*** Data rows ***

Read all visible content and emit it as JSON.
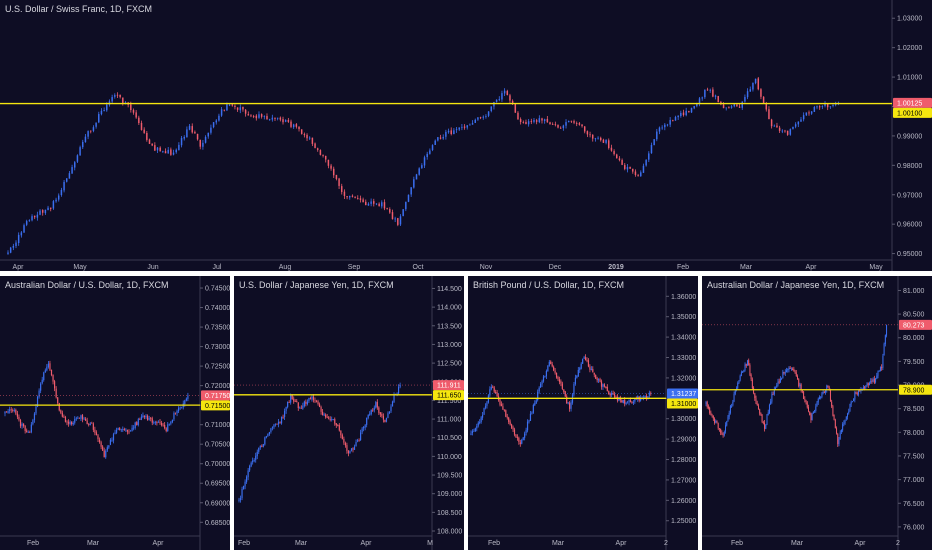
{
  "colors": {
    "background": "#0e0d24",
    "bull": "#3b6ff0",
    "bear": "#ef5c6c",
    "support_line": "#f5e60f",
    "axis_text": "#b9b9c6",
    "pane_border": "#ffffff"
  },
  "chart_data": [
    {
      "type": "candlestick",
      "title": "U.S. Dollar / Swiss Franc, 1D, FXCM",
      "y_ticks": [
        "1.03000",
        "1.02000",
        "1.01000",
        "1.00000",
        "0.99000",
        "0.98000",
        "0.97000",
        "0.96000",
        "0.95000"
      ],
      "ylim": [
        0.9485,
        1.0345
      ],
      "x_labels": [
        "Apr",
        "May",
        "Jun",
        "Jul",
        "Aug",
        "Sep",
        "Oct",
        "Nov",
        "Dec",
        "2019",
        "Feb",
        "Mar",
        "Apr",
        "May"
      ],
      "x_emphasis": "2019",
      "horizontal_line": 1.001,
      "price_badges": [
        {
          "text": "1.00125",
          "value": 1.00125,
          "color": "#ef5c6c",
          "text_color": "#ffffff"
        },
        {
          "text": "1.00100",
          "value": 1.001,
          "color": "#f5e60f",
          "text_color": "#000000"
        }
      ],
      "path": [
        [
          0,
          0.95
        ],
        [
          8,
          0.962
        ],
        [
          16,
          0.966
        ],
        [
          22,
          0.975
        ],
        [
          28,
          0.988
        ],
        [
          35,
          0.998
        ],
        [
          40,
          1.004
        ],
        [
          46,
          0.999
        ],
        [
          54,
          0.986
        ],
        [
          62,
          0.984
        ],
        [
          68,
          0.993
        ],
        [
          72,
          0.987
        ],
        [
          80,
          0.999
        ],
        [
          84,
          1.001
        ],
        [
          90,
          0.997
        ],
        [
          100,
          0.996
        ],
        [
          108,
          0.993
        ],
        [
          112,
          0.99
        ],
        [
          118,
          0.983
        ],
        [
          126,
          0.97
        ],
        [
          134,
          0.967
        ],
        [
          140,
          0.967
        ],
        [
          146,
          0.96
        ],
        [
          152,
          0.975
        ],
        [
          160,
          0.989
        ],
        [
          168,
          0.992
        ],
        [
          174,
          0.995
        ],
        [
          180,
          0.998
        ],
        [
          186,
          1.006
        ],
        [
          192,
          0.994
        ],
        [
          200,
          0.996
        ],
        [
          206,
          0.993
        ],
        [
          212,
          0.995
        ],
        [
          218,
          0.99
        ],
        [
          224,
          0.988
        ],
        [
          230,
          0.98
        ],
        [
          236,
          0.976
        ],
        [
          244,
          0.993
        ],
        [
          250,
          0.996
        ],
        [
          256,
          0.999
        ],
        [
          262,
          1.006
        ],
        [
          268,
          1.0
        ],
        [
          274,
          1.0
        ],
        [
          280,
          1.009
        ],
        [
          286,
          0.994
        ],
        [
          292,
          0.991
        ],
        [
          298,
          0.997
        ],
        [
          304,
          1.0
        ],
        [
          311,
          1.001
        ]
      ],
      "last_value": 1.00125
    },
    {
      "type": "candlestick",
      "title": "Australian Dollar / U.S. Dollar, 1D, FXCM",
      "y_ticks": [
        "0.74500",
        "0.74000",
        "0.73500",
        "0.73000",
        "0.72500",
        "0.72000",
        "0.71500",
        "0.71000",
        "0.70500",
        "0.70000",
        "0.69500",
        "0.69000",
        "0.68500"
      ],
      "ylim": [
        0.682,
        0.7468
      ],
      "x_labels": [
        "Feb",
        "Mar",
        "Apr"
      ],
      "horizontal_line": 0.715,
      "price_badges": [
        {
          "text": "0.71750",
          "value": 0.7175,
          "color": "#ef5c6c",
          "text_color": "#ffffff"
        },
        {
          "text": "0.71500",
          "value": 0.715,
          "color": "#f5e60f",
          "text_color": "#000000"
        }
      ],
      "path": [
        [
          0,
          0.713
        ],
        [
          6,
          0.714
        ],
        [
          10,
          0.71
        ],
        [
          16,
          0.708
        ],
        [
          24,
          0.722
        ],
        [
          28,
          0.726
        ],
        [
          34,
          0.715
        ],
        [
          40,
          0.71
        ],
        [
          48,
          0.712
        ],
        [
          56,
          0.71
        ],
        [
          64,
          0.702
        ],
        [
          72,
          0.709
        ],
        [
          80,
          0.708
        ],
        [
          88,
          0.712
        ],
        [
          96,
          0.711
        ],
        [
          104,
          0.709
        ],
        [
          110,
          0.713
        ],
        [
          118,
          0.717
        ]
      ],
      "last_value": 0.7175
    },
    {
      "type": "candlestick",
      "title": "U.S. Dollar / Japanese Yen, 1D, FXCM",
      "y_ticks": [
        "114.500",
        "114.000",
        "113.500",
        "113.000",
        "112.500",
        "112.000",
        "111.500",
        "111.000",
        "110.500",
        "110.000",
        "109.500",
        "109.000",
        "108.500",
        "108.000"
      ],
      "ylim": [
        107.92,
        114.7
      ],
      "x_labels": [
        "Feb",
        "Mar",
        "Apr",
        "M"
      ],
      "horizontal_line": 111.65,
      "price_badges": [
        {
          "text": "111.911",
          "value": 111.911,
          "color": "#ef5c6c",
          "text_color": "#ffffff"
        },
        {
          "text": "111.650",
          "value": 111.65,
          "color": "#f5e60f",
          "text_color": "#000000"
        }
      ],
      "path": [
        [
          0,
          108.8
        ],
        [
          6,
          109.6
        ],
        [
          12,
          110.1
        ],
        [
          20,
          110.7
        ],
        [
          28,
          111.0
        ],
        [
          34,
          111.6
        ],
        [
          40,
          111.3
        ],
        [
          48,
          111.6
        ],
        [
          56,
          111.1
        ],
        [
          64,
          110.9
        ],
        [
          72,
          110.1
        ],
        [
          78,
          110.4
        ],
        [
          84,
          111.0
        ],
        [
          90,
          111.4
        ],
        [
          96,
          110.9
        ],
        [
          102,
          111.6
        ],
        [
          106,
          111.9
        ]
      ],
      "last_value": 111.911
    },
    {
      "type": "candlestick",
      "title": "British Pound / U.S. Dollar, 1D, FXCM",
      "y_ticks": [
        "1.36000",
        "1.35000",
        "1.34000",
        "1.33000",
        "1.32000",
        "1.31000",
        "1.30000",
        "1.29000",
        "1.28000",
        "1.27000",
        "1.26000",
        "1.25000"
      ],
      "ylim": [
        1.2435,
        1.3675
      ],
      "x_labels": [
        "Feb",
        "Mar",
        "Apr",
        "2"
      ],
      "horizontal_line": 1.31,
      "price_badges": [
        {
          "text": "1.31237",
          "value": 1.31237,
          "color": "#3b6ff0",
          "text_color": "#ffffff"
        },
        {
          "text": "1.31000",
          "value": 1.31,
          "color": "#f5e60f",
          "text_color": "#000000"
        }
      ],
      "path": [
        [
          0,
          1.292
        ],
        [
          8,
          1.302
        ],
        [
          14,
          1.316
        ],
        [
          20,
          1.308
        ],
        [
          28,
          1.295
        ],
        [
          34,
          1.287
        ],
        [
          40,
          1.3
        ],
        [
          48,
          1.316
        ],
        [
          54,
          1.328
        ],
        [
          60,
          1.32
        ],
        [
          68,
          1.305
        ],
        [
          72,
          1.32
        ],
        [
          78,
          1.33
        ],
        [
          86,
          1.32
        ],
        [
          92,
          1.315
        ],
        [
          100,
          1.31
        ],
        [
          108,
          1.308
        ],
        [
          116,
          1.31
        ],
        [
          124,
          1.312
        ]
      ],
      "last_value": 1.31237
    },
    {
      "type": "candlestick",
      "title": "Australian Dollar / Japanese Yen, 1D, FXCM",
      "y_ticks": [
        "81.000",
        "80.500",
        "80.000",
        "79.500",
        "79.000",
        "78.500",
        "78.000",
        "77.500",
        "77.000",
        "76.500",
        "76.000"
      ],
      "ylim": [
        75.85,
        81.2
      ],
      "x_labels": [
        "Feb",
        "Mar",
        "Apr",
        "2"
      ],
      "horizontal_line": 78.9,
      "price_badges": [
        {
          "text": "80.273",
          "value": 80.273,
          "color": "#ef5c6c",
          "text_color": "#ffffff"
        },
        {
          "text": "78.900",
          "value": 78.9,
          "color": "#f5e60f",
          "text_color": "#000000"
        }
      ],
      "path": [
        [
          0,
          78.6
        ],
        [
          8,
          78.2
        ],
        [
          14,
          77.9
        ],
        [
          20,
          78.5
        ],
        [
          28,
          79.2
        ],
        [
          34,
          79.5
        ],
        [
          40,
          78.7
        ],
        [
          48,
          78.1
        ],
        [
          54,
          78.8
        ],
        [
          62,
          79.2
        ],
        [
          70,
          79.4
        ],
        [
          78,
          78.9
        ],
        [
          86,
          78.3
        ],
        [
          92,
          78.7
        ],
        [
          100,
          79.0
        ],
        [
          108,
          77.8
        ],
        [
          114,
          78.3
        ],
        [
          122,
          78.8
        ],
        [
          130,
          79.0
        ],
        [
          138,
          79.1
        ],
        [
          144,
          79.4
        ],
        [
          148,
          80.3
        ]
      ],
      "last_value": 80.273
    }
  ]
}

***

**Exercise aim:** Copy out all lines from the material above that contain the string "Australian".

**Response to the task:**
      "title": "Australian Dollar / U.S. Dollar, 1D, FXCM",
      "title": "Australian Dollar / Japanese Yen, 1D, FXCM",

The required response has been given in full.